- Goal:
Your task is to extract every line from the material below exactly.

- Extracted entries:
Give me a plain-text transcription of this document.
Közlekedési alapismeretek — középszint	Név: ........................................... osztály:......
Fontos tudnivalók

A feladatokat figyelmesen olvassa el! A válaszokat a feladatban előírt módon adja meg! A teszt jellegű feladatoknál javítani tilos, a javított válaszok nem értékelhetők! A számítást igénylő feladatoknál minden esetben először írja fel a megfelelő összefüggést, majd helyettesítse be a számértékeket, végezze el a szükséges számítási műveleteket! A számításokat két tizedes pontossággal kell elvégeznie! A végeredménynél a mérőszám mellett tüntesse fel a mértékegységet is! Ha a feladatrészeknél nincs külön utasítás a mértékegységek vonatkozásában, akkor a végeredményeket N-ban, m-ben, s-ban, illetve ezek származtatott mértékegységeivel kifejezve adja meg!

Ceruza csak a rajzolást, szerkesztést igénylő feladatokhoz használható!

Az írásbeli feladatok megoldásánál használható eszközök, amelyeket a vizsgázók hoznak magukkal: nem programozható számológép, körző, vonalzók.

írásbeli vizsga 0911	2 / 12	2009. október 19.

- Exercise solution:
Give me a plain-text transcription of this document.
Közlekedési alapismeretek — középszint	Név: ........................................... osztály:......
Fontos tudnivalók

A feladatokat figyelmesen olvassa el! A válaszokat a feladatban előírt módon adja meg! A teszt jellegű feladatoknál javítani tilos, a javított válaszok nem értékelhetők! A számítást igénylő feladatoknál minden esetben először írja fel a megfelelő összefüggést, majd helyettesítse be a számértékeket, végezze el a szükséges számítási műveleteket! A számításokat két tizedes pontossággal kell elvégeznie! A végeredménynél a mérőszám mellett tüntesse fel a mértékegységet is! Ha a feladatrészeknél nincs külön utasítás a mértékegységek vonatkozásában, akkor a végeredményeket N-ban, m-ben, s-ban, illetve ezek származtatott mértékegységeivel kifejezve adja meg!

Ceruza csak a rajzolást, szerkesztést igénylő feladatokhoz használható!

Az írásbeli feladatok megoldásánál használható eszközök, amelyeket a vizsgázók hoznak magukkal: nem programozható számológép, körző, vonalzók.

írásbeli vizsga 0911	2 / 12	2009. október 19.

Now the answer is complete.